● Problem to solve: What you return should match every record exactly, with the images removed.

● Data to process:

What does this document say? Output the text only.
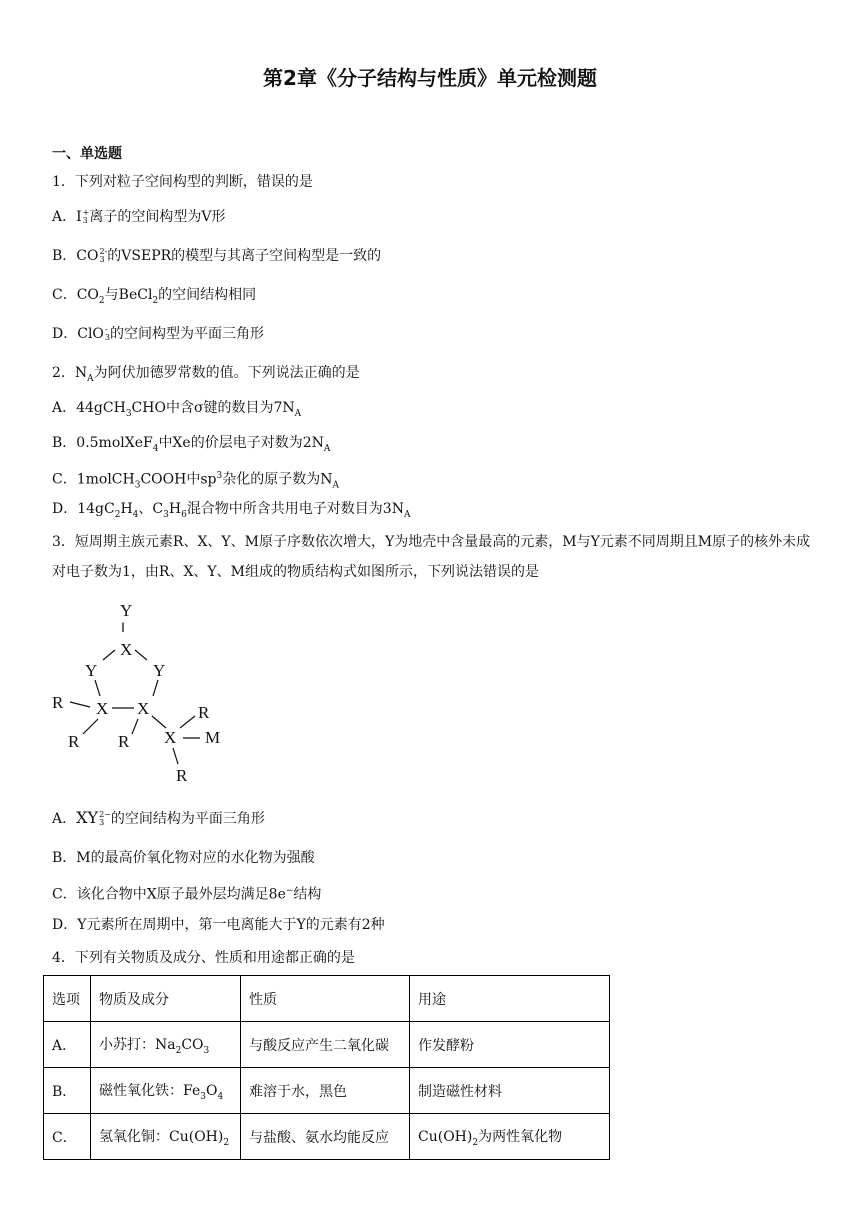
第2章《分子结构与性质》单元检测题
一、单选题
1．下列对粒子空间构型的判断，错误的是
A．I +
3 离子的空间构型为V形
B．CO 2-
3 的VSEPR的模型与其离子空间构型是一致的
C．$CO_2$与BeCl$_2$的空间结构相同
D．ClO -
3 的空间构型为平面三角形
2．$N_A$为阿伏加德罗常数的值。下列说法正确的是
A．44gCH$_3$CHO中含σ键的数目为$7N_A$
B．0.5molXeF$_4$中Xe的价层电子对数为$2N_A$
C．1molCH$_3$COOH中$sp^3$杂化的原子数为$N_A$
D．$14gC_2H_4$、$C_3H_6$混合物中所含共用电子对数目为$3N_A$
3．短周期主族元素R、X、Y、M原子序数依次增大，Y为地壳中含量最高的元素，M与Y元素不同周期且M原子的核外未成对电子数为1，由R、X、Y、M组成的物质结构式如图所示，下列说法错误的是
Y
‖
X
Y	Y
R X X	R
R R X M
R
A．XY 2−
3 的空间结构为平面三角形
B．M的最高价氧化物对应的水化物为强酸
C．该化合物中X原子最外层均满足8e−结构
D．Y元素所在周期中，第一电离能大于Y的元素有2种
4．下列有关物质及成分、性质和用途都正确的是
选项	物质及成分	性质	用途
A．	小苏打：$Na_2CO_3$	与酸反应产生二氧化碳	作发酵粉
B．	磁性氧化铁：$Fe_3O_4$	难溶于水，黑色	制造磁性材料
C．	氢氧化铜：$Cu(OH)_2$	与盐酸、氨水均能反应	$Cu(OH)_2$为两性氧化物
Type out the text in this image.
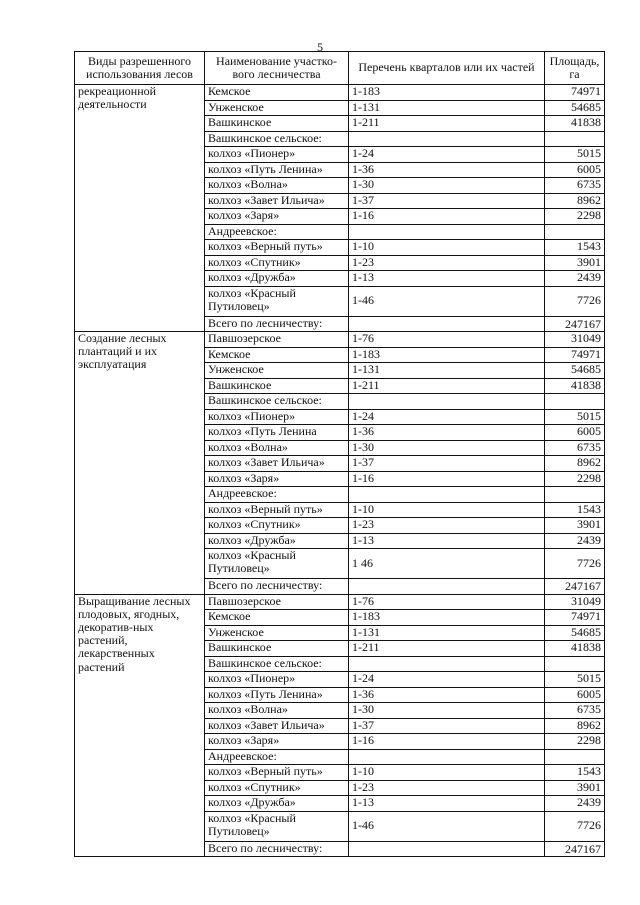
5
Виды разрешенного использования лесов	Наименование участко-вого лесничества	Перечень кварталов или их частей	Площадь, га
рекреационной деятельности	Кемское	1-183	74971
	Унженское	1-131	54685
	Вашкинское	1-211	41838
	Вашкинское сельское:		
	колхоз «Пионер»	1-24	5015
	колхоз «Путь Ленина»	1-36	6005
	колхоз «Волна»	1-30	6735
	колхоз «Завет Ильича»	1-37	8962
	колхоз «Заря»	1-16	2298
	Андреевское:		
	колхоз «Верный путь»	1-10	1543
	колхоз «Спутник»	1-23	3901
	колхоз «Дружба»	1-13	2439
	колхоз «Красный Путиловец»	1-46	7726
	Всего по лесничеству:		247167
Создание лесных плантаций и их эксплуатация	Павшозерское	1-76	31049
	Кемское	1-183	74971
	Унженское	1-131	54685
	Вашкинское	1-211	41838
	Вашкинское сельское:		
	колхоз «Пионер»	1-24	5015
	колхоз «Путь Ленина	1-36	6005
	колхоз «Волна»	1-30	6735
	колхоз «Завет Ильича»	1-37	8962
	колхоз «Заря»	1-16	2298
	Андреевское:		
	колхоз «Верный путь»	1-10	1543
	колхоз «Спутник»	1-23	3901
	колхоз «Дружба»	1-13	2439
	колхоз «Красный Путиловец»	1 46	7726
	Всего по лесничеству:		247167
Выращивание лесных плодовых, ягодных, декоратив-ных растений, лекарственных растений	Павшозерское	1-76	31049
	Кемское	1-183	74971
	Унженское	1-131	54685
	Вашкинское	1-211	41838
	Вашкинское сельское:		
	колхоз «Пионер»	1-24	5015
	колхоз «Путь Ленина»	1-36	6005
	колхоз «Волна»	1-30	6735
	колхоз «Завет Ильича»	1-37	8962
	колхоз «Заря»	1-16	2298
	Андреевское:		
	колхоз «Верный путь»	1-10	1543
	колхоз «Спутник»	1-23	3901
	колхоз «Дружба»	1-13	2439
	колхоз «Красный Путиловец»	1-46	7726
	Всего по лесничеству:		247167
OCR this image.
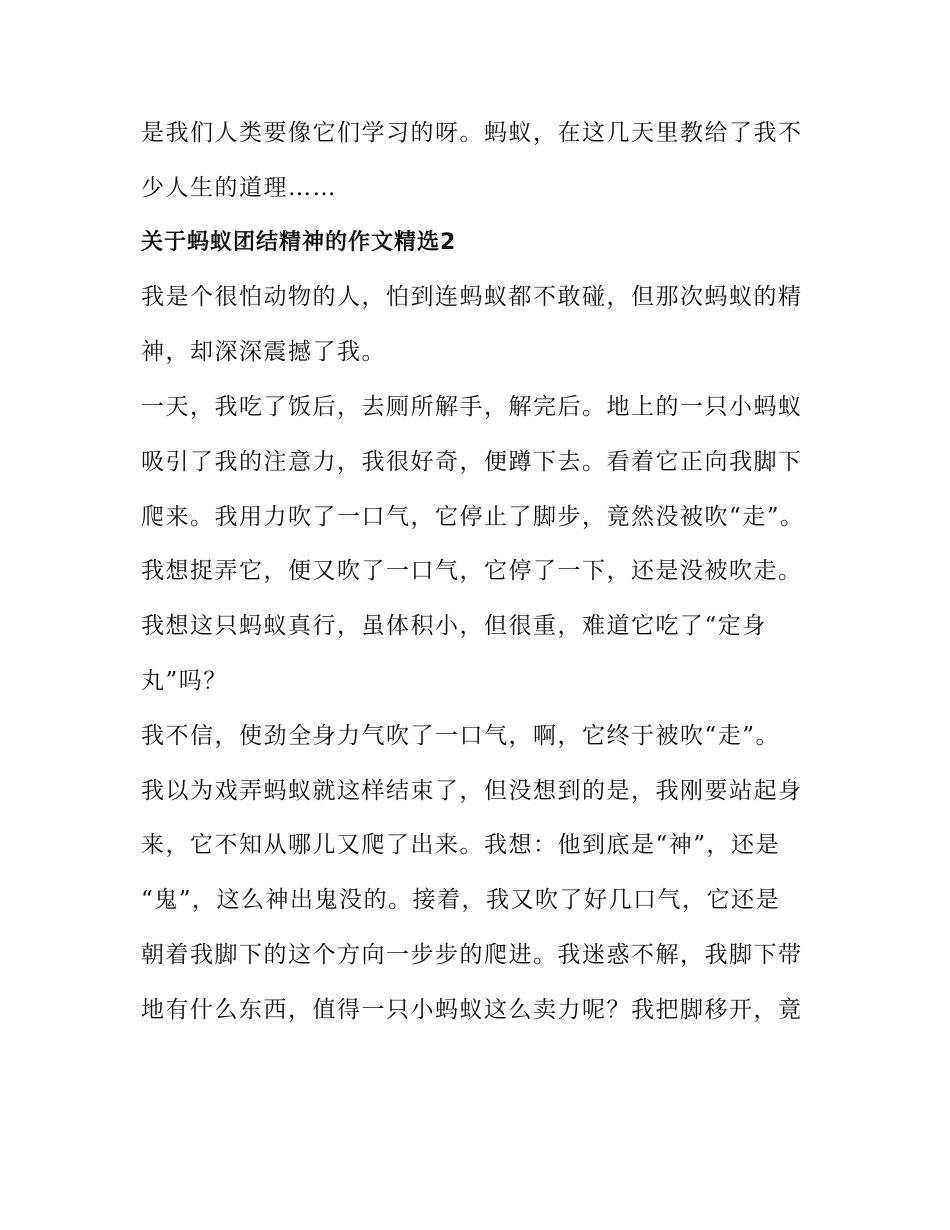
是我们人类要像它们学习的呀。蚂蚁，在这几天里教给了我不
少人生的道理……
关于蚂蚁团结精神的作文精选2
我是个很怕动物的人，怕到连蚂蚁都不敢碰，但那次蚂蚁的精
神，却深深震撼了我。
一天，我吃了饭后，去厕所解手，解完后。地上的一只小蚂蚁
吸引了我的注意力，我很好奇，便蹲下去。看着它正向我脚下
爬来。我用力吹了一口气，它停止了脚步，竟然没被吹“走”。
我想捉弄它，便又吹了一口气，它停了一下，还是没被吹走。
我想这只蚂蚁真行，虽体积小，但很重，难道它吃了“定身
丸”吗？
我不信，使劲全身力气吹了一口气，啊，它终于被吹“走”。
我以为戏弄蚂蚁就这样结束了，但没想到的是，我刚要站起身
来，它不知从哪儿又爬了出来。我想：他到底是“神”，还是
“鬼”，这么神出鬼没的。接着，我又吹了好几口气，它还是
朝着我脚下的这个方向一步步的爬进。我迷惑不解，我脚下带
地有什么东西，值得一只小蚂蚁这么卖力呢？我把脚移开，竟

● Result:
What does this document say? Output the text only.
第2章《分子结构与性质》单元检测题
一、单选题
1．下列对粒子空间构型的判断，错误的是
A．I +
3 离子的空间构型为V形
B．CO 2-
3 的VSEPR的模型与其离子空间构型是一致的
C．$CO_2$与BeCl$_2$的空间结构相同
D．ClO -
3 的空间构型为平面三角形
2．$N_A$为阿伏加德罗常数的值。下列说法正确的是
A．44gCH$_3$CHO中含σ键的数目为$7N_A$
B．0.5molXeF$_4$中Xe的价层电子对数为$2N_A$
C．1molCH$_3$COOH中$sp^3$杂化的原子数为$N_A$
D．$14gC_2H_4$、$C_3H_6$混合物中所含共用电子对数目为$3N_A$
3．短周期主族元素R、X、Y、M原子序数依次增大，Y为地壳中含量最高的元素，M与Y元素不同周期且M原子的核外未成对电子数为1，由R、X、Y、M组成的物质结构式如图所示，下列说法错误的是
Y
‖
X
Y	Y
R X X	R
R R X M
R
A．XY 2−
3 的空间结构为平面三角形
B．M的最高价氧化物对应的水化物为强酸
C．该化合物中X原子最外层均满足8e−结构
D．Y元素所在周期中，第一电离能大于Y的元素有2种
4．下列有关物质及成分、性质和用途都正确的是
选项	物质及成分	性质	用途
A．	小苏打：$Na_2CO_3$	与酸反应产生二氧化碳	作发酵粉
B．	磁性氧化铁：$Fe_3O_4$	难溶于水，黑色	制造磁性材料
C．	氢氧化铜：$Cu(OH)_2$	与盐酸、氨水均能反应	$Cu(OH)_2$为两性氧化物
Type out the text in this image.
5
Виды разрешенного использования лесов	Наименование участко-вого лесничества	Перечень кварталов или их частей	Площадь, га
рекреационной деятельности	Кемское	1-183	74971
	Унженское	1-131	54685
	Вашкинское	1-211	41838
	Вашкинское сельское:		
	колхоз «Пионер»	1-24	5015
	колхоз «Путь Ленина»	1-36	6005
	колхоз «Волна»	1-30	6735
	колхоз «Завет Ильича»	1-37	8962
	колхоз «Заря»	1-16	2298
	Андреевское:		
	колхоз «Верный путь»	1-10	1543
	колхоз «Спутник»	1-23	3901
	колхоз «Дружба»	1-13	2439
	колхоз «Красный Путиловец»	1-46	7726
	Всего по лесничеству:		247167
Создание лесных плантаций и их эксплуатация	Павшозерское	1-76	31049
	Кемское	1-183	74971
	Унженское	1-131	54685
	Вашкинское	1-211	41838
	Вашкинское сельское:		
	колхоз «Пионер»	1-24	5015
	колхоз «Путь Ленина	1-36	6005
	колхоз «Волна»	1-30	6735
	колхоз «Завет Ильича»	1-37	8962
	колхоз «Заря»	1-16	2298
	Андреевское:		
	колхоз «Верный путь»	1-10	1543
	колхоз «Спутник»	1-23	3901
	колхоз «Дружба»	1-13	2439
	колхоз «Красный Путиловец»	1 46	7726
	Всего по лесничеству:		247167
Выращивание лесных плодовых, ягодных, декоратив-ных растений, лекарственных растений	Павшозерское	1-76	31049
	Кемское	1-183	74971
	Унженское	1-131	54685
	Вашкинское	1-211	41838
	Вашкинское сельское:		
	колхоз «Пионер»	1-24	5015
	колхоз «Путь Ленина»	1-36	6005
	колхоз «Волна»	1-30	6735
	колхоз «Завет Ильича»	1-37	8962
	колхоз «Заря»	1-16	2298
	Андреевское:		
	колхоз «Верный путь»	1-10	1543
	колхоз «Спутник»	1-23	3901
	колхоз «Дружба»	1-13	2439
	колхоз «Красный Путиловец»	1-46	7726
	Всего по лесничеству:		247167
OCR this image.
是我们人类要像它们学习的呀。蚂蚁，在这几天里教给了我不
少人生的道理……
关于蚂蚁团结精神的作文精选2
我是个很怕动物的人，怕到连蚂蚁都不敢碰，但那次蚂蚁的精
神，却深深震撼了我。
一天，我吃了饭后，去厕所解手，解完后。地上的一只小蚂蚁
吸引了我的注意力，我很好奇，便蹲下去。看着它正向我脚下
爬来。我用力吹了一口气，它停止了脚步，竟然没被吹“走”。
我想捉弄它，便又吹了一口气，它停了一下，还是没被吹走。
我想这只蚂蚁真行，虽体积小，但很重，难道它吃了“定身
丸”吗？
我不信，使劲全身力气吹了一口气，啊，它终于被吹“走”。
我以为戏弄蚂蚁就这样结束了，但没想到的是，我刚要站起身
来，它不知从哪儿又爬了出来。我想：他到底是“神”，还是
“鬼”，这么神出鬼没的。接着，我又吹了好几口气，它还是
朝着我脚下的这个方向一步步的爬进。我迷惑不解，我脚下带
地有什么东西，值得一只小蚂蚁这么卖力呢？我把脚移开，竟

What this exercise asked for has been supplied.